__Given request__
List each line in which the string "tego" appears.

## begin

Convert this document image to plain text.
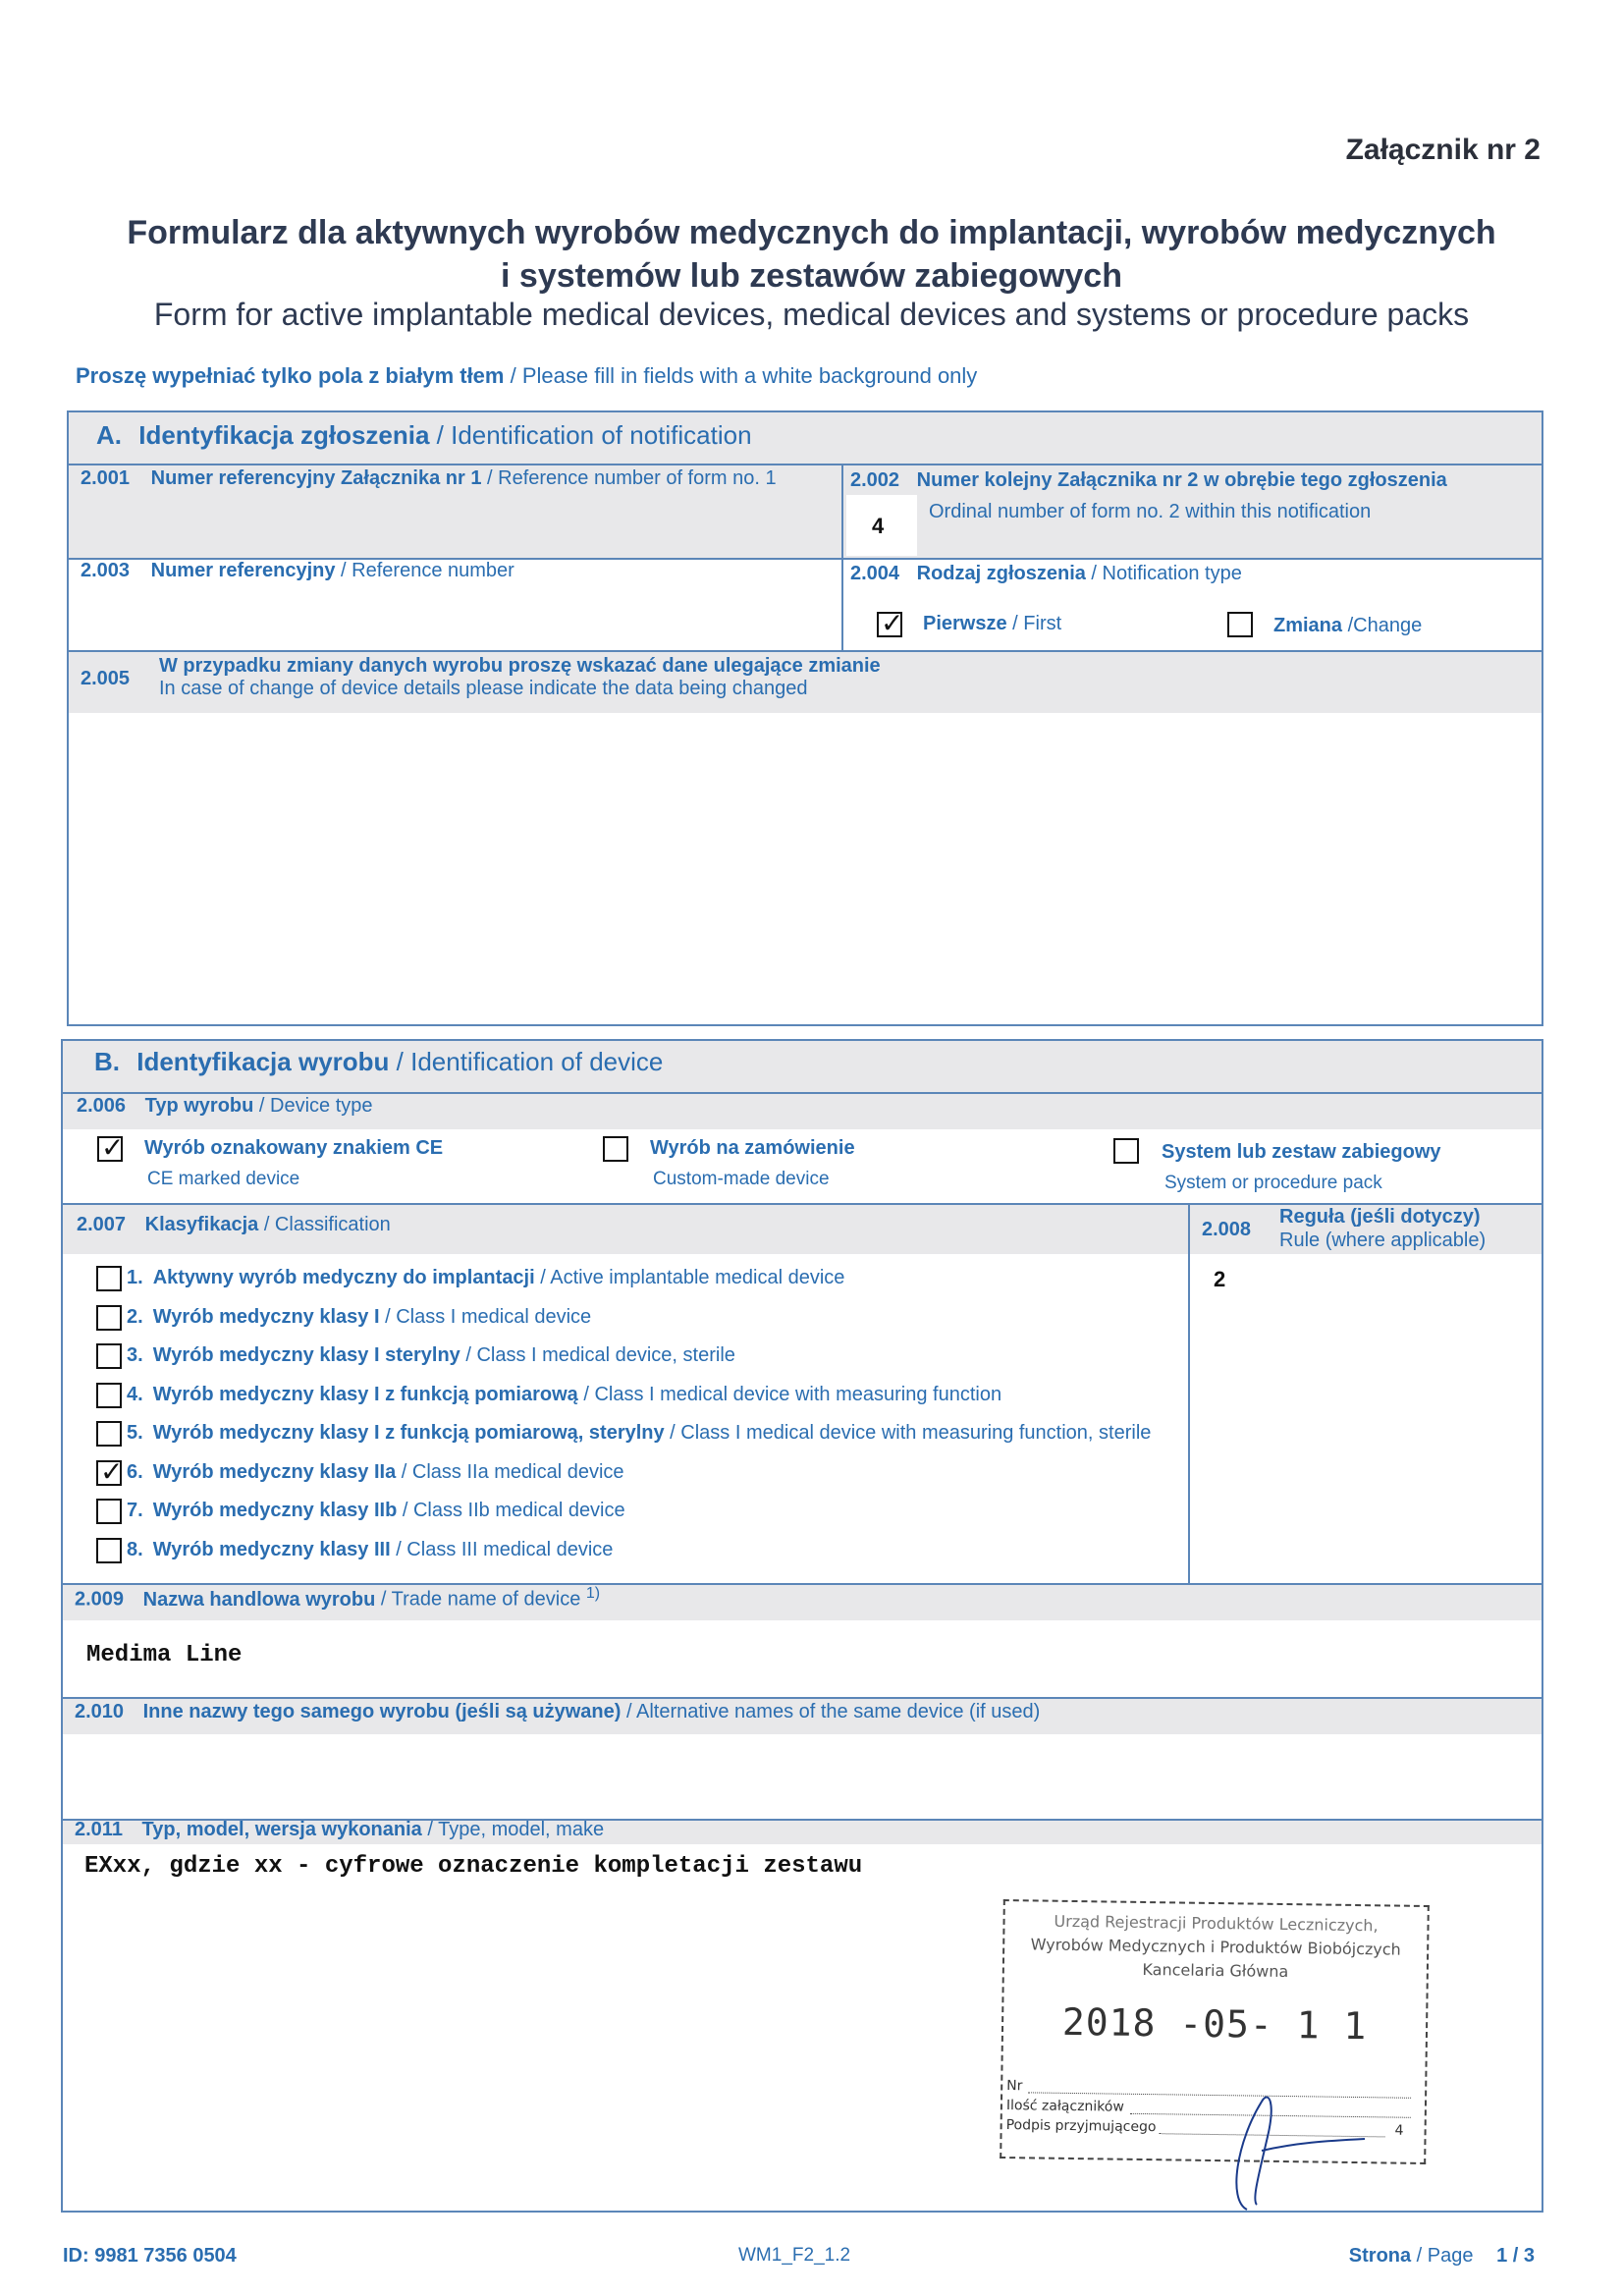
Załącznik nr 2
Formularz dla aktywnych wyrobów medycznych do implantacji, wyrobów medycznych
i systemów lub zestawów zabiegowych
Form for active implantable medical devices, medical devices and systems or procedure packs
Proszę wypełniać tylko pola z białym tłem / Please fill in fields with a white background only
A. Identyfikacja zgłoszenia / Identification of notification
2.001 Numer referencyjny Załącznika nr 1 / Reference number of form no. 1	2.002 Numer kolejny Załącznika nr 2 w obrębie tego zgłoszenia
4
Ordinal number of form no. 2 within this notification
2.003 Numer referencyjny / Reference number	2.004 Rodzaj zgłoszenia / Notification type
✓
Pierwsze / First	Zmiana /Change
2.005
W przypadku zmiany danych wyrobu proszę wskazać dane ulegające zmianie
In case of change of device details please indicate the data being changed
B. Identyfikacja wyrobu / Identification of device
2.006 Typ wyrobu / Device type
✓
Wyrób oznakowany znakiem CE
CE marked device
Wyrób na zamówienie
Custom-made device
System lub zestaw zabiegowy
System or procedure pack
2.007 Klasyfikacja / Classification	2.008
Reguła (jeśli dotyczy)
Rule (where applicable)
2
1. Aktywny wyrób medyczny do implantacji / Active implantable medical device
2. Wyrób medyczny klasy I / Class I medical device
3. Wyrób medyczny klasy I sterylny / Class I medical device, sterile
4. Wyrób medyczny klasy I z funkcją pomiarową / Class I medical device with measuring function
5. Wyrób medyczny klasy I z funkcją pomiarową, sterylny / Class I medical device with measuring function, sterile
✓
6. Wyrób medyczny klasy IIa / Class IIa medical device
7. Wyrób medyczny klasy IIb / Class IIb medical device
8. Wyrób medyczny klasy III / Class III medical device
2.009 Nazwa handlowa wyrobu / Trade name of device $^{1)}$
Medima Line
2.010 Inne nazwy tego samego wyrobu (jeśli są używane) / Alternative names of the same device (if used)
2.011 Typ, model, wersja wykonania / Type, model, make
EXxx, gdzie xx - cyfrowe oznaczenie kompletacji zestawu
Urząd Rejestracji Produktów Leczniczych,
Wyrobów Medycznych i Produktów Biobójczych
Kancelaria Główna
2018 -05- 1 1
Nr
Ilość załączników
Podpis przyjmującego	4
ID: 9981 7356 0504	WM1_F2_1.2	Strona / Page 1 / 3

## end

__The solution__
2.001 Numer referencyjny Załącznika nr 1 / Reference number of form no. 1	2.002 Numer kolejny Załącznika nr 2 w obrębie tego zgłoszenia
2.010 Inne nazwy tego samego wyrobu (jeśli są używane) / Alternative names of the same device (if used)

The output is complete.